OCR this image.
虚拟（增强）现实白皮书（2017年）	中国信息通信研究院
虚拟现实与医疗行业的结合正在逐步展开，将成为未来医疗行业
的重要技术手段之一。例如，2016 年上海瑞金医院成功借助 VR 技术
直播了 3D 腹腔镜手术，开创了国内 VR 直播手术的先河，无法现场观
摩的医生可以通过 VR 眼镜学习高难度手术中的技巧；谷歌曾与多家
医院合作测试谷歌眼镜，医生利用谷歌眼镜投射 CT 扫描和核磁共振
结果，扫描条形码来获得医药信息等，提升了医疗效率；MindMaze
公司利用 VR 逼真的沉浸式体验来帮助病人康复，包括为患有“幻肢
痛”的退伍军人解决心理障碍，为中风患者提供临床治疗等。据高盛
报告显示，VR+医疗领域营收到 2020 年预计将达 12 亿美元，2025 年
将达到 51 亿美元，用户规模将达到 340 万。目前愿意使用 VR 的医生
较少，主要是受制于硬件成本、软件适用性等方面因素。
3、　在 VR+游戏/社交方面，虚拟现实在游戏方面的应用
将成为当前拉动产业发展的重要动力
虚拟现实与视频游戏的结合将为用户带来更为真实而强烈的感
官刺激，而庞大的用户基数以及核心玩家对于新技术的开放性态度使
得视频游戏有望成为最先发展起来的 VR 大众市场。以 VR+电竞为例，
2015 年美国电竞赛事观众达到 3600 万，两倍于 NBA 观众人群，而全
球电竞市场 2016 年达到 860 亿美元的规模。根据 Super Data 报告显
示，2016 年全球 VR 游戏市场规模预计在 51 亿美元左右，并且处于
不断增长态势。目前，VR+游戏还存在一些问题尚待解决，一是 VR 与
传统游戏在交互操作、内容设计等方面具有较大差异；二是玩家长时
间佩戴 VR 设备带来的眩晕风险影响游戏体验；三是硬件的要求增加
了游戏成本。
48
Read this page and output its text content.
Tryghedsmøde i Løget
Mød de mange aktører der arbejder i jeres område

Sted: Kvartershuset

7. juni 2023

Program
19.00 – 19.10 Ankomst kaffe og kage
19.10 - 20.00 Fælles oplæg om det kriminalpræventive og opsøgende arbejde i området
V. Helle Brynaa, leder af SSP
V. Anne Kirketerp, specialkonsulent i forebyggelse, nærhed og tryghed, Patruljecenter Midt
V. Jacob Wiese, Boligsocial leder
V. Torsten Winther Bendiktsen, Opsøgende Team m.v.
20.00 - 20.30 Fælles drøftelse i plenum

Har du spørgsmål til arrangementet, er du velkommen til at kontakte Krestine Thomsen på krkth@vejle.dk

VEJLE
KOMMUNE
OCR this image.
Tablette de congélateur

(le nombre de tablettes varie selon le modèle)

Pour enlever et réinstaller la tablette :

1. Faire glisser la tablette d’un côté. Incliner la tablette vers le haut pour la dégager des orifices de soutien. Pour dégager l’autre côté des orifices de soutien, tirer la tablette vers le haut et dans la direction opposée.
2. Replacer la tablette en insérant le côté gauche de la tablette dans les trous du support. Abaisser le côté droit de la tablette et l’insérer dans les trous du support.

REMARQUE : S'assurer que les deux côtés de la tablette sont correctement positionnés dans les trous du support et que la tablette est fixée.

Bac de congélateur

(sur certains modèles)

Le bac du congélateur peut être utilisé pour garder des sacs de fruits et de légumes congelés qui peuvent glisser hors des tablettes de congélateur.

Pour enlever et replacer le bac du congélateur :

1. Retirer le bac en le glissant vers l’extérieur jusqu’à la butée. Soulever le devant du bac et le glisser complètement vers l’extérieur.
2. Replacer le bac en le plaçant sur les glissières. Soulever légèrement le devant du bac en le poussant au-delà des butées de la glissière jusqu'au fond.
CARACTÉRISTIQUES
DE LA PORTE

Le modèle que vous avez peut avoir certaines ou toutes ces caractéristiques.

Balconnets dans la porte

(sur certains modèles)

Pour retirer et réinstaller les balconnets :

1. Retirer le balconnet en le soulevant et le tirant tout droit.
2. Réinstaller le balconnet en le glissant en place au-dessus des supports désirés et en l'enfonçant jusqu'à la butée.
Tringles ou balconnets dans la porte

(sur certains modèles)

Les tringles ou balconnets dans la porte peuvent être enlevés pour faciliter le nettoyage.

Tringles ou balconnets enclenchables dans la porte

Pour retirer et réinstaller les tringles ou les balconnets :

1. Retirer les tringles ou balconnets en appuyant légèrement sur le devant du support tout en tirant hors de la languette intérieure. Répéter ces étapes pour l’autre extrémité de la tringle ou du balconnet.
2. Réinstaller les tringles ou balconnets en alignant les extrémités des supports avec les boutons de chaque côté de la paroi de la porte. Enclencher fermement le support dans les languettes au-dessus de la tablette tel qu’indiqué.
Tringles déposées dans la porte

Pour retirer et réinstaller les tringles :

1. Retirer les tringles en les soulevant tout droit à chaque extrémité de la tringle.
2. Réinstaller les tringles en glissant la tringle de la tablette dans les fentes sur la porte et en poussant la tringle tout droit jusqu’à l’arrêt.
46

..........

— Given instruction —
Read the entries and show each line that mentions "tirant".

— Exercise solution —
1. Retirer le balconnet en le soulevant et le tirant tout droit.
1. Retirer les tringles ou balconnets en appuyant légèrement sur le devant du support tout en tirant hors de la languette intérieure. Répéter ces étapes pour l’autre extrémité de la tringle ou du balconnet.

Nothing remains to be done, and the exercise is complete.